# TEXT TO READ
____
# Run wiring for outdoor security light



## jaydekay (Oct 8, 2011)

Hello,

I am a new homeowner and am looking to install a couple of security lights on my 2000 built home. I'm not concerned with how to handle the connecting of the wiring, but more-so how to_ run_ the wiring. My father is experienced with the actual connecting of the wires etc.

My home is a rambler. I am wondering what the typical approach for running the wire is. Should it be ran up and inside the wall from from an outlet into the attic to make any lateral movements along the wall and then ran outside? 

Just looking for rough ideas on how this kind of thing is typically approached so we can evaluate what might be best - thanks for your help and let me know if you'd like any more information.


----------



## Billy_Bob (Sep 11, 2008)

Is the house one story? Two? Basement? Crawl space you can get into?

What part of the country? Up north and you have a steep roof (for snow) and you can easily get into the attic?

Or in the south and more of a flat roof and you can't get into the attic?

Then wood construction inside with drywall? Outside walls brick? Wood with siding?

Then where do you want the switch for this? Anywhere? By back door on outside wall?

Where is breaker panel? Any empty slots?


----------



## jaydekay (Oct 8, 2011)

Hi Billy_Bob - here are answers to you questions.

Is the house one story? Rambler (1 story)

Basement? Yes, fully finished (1/2 below grade, 1/2 above grade)

What part of the country? Minnesota - Yes, I have access to the attic. Yes the roof is steep.

Then wood construction inside with drywall? Studs, probably vapor barrier of some sort, insulation, etc. Drywall. Vinyl siding.

Then where do you want the switch for this? Anywhere? By back door on outside wall? I would like 3 motion lights installed with the switches inside. The house is 3400 sq ft, so I will probably break the light switches up into 3 areas to make things easier (less to tie together I assume). There are outlets near the floor on the inside the house near all 3 locations where I would like to install the lights outside.

Where is breaker panel? Any empty slots? Garage. Yes, 3 empty slots


Thanks!


----------



## gregzoll (Dec 25, 2006)

jaydekay, the one question that has not been asked, is where on this structure are you locating the lights? And, are your neighbors going to be annoyed due to the lights shining into their windows.


----------



## Billy_Bob (Sep 11, 2008)

OK, you have it EZ!

Lots of options for running wires.

Here are the two things you will need...

1. They sell *very* long drill bits in the electrical department of home improvement stores and they have holes in one end with which you can fish a wire in a wall. Like this...
____
Please write the next part of the thread on wiring outdoor security lights, picking up right after its last sentence. The records have nothing to do with this.
____
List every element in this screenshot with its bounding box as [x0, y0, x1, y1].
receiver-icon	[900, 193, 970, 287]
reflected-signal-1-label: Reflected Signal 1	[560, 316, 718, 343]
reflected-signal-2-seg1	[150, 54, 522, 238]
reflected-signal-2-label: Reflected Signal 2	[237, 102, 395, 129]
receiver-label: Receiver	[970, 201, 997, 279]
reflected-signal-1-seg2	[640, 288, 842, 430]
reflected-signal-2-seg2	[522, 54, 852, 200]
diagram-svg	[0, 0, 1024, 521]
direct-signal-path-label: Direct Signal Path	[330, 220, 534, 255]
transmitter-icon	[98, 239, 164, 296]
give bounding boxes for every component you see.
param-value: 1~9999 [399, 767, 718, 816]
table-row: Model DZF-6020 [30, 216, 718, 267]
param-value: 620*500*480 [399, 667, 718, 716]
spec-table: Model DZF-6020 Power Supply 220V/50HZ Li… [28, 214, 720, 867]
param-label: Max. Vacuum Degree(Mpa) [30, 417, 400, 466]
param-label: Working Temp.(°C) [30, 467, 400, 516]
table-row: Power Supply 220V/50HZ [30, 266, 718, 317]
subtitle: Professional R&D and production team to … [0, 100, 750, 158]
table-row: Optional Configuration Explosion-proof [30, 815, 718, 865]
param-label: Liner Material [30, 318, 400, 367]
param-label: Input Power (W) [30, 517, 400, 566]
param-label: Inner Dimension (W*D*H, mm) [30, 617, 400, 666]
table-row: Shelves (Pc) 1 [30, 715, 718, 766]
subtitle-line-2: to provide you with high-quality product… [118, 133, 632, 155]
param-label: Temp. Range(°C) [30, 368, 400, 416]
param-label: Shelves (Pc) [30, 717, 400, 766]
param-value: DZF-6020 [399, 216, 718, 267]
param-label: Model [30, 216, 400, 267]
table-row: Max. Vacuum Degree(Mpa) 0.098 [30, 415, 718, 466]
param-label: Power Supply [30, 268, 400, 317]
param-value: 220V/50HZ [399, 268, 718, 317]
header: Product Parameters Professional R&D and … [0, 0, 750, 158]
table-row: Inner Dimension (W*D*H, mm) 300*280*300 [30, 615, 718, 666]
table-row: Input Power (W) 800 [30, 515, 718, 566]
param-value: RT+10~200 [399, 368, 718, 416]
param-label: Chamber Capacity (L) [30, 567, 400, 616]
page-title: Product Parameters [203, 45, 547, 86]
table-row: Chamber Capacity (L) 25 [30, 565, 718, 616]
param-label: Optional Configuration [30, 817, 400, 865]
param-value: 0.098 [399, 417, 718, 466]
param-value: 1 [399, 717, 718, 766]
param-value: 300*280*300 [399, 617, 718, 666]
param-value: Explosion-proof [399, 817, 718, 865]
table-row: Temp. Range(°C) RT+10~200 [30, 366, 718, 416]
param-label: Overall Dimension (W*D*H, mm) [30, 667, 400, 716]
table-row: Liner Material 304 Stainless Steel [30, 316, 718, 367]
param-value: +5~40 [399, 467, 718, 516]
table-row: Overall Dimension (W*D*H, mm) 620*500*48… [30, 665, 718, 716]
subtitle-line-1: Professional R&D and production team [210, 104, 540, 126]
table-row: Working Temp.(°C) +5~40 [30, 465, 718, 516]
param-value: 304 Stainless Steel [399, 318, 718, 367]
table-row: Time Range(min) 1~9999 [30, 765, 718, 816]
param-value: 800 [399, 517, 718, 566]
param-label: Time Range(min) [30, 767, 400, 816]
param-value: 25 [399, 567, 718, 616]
____
# THE OUTPUT
http://www.lashen.com/vendors/greenlee/hole_making.asp

2. Adding an electrical box in a finished home is fairly EZ with an "old work electrical box" like this...
http://www.hammerzone.com/archives/elect/remodel1/lighting/track2ft/oldworkbox.htm

Then before you go drilling holes or cutting into a wall, it would be a good idea to use a "stud finder" which also detects metal (as in natural gas pipes!) and electrical wires inside the wall.

Ask further questions once you understand the above if necessary...


----------



## jaydekay (Oct 8, 2011)

gregzoll said:


> jaydekay, the one question that has not been asked, is where on this structure are you locating the lights? And, are your neighbors going to be annoyed due to the lights shining into their windows.


That is a good question to ask! Due to my lot this won't be an issue. At the rear of my house, there is 30 acres of protected land (no houses). Then to the sides of the house is shielded by pine trees and it is set back about 150' from the street. The house is generally padded by a .7 acre lot. Again, great question to ask though.



Billy_Bob said:


> OK, you have it EZ!
> 
> Lots of options for running wires.
> 
> ...


Thanks again Billy_Bob - I will look into this in more detail tomorrow and get back to you with any questions. I have a stud finder w/ electrical sensing, so I am good to go there.

BTW have you seen this? Slick (I won't be getting one as I don't have a frequent need, but still slick):

http://www.youtube.com/watch?v=7NQurrrfipI


----------



## jaydekay (Oct 8, 2011)

gregzoll said:


> jaydekay, the one question that has not been asked, is where on this structure are you locating the lights?


Lights will be mounted at right and left rear of home and I am thinking one near the door. I have _some _exterior lighting, but do not typically have them on at very late hours. That is where the security lights w/ motion sensors take over (late hours).


----------



## Billy_Bob (Sep 11, 2008)

jaydekay said:


> BTW have you seen this? Slick (I won't be getting one as I don't have a frequent need, but still slick):
> 
> http://www.youtube.com/watch?v=7NQurrrfipI


I think I will stick with my 5 ft. D'VersiBIT. You can cut the hole in the wall downstairs, then drill up, then find where the drill came up in the attic.

Going the other way, drilling down from the attic, it would be hard to find the exact spot above where I wanted to install a switch or whatever.

Interesting gizmo though!


----------



## jaydekay (Oct 8, 2011)

Billy_Bob said:


> I think I will stick with my 5 ft. D'VersiBIT. You can cut the hole in the wall downstairs, then drill up, then find where the drill came up in the attic.
> 
> Going the other way, drilling down from the attic, it would be hard to find the exact spot above where I wanted to install a switch or whatever.
> 
> Interesting gizmo though!


That sounds like a nice bit. I ended up going from top down as the ceiling where I placed the switches has a 12 foot ceiling and I couldn't get a bit that long.

I finished that project up awhile back, and it turned out great.

Thanks for the help everyone.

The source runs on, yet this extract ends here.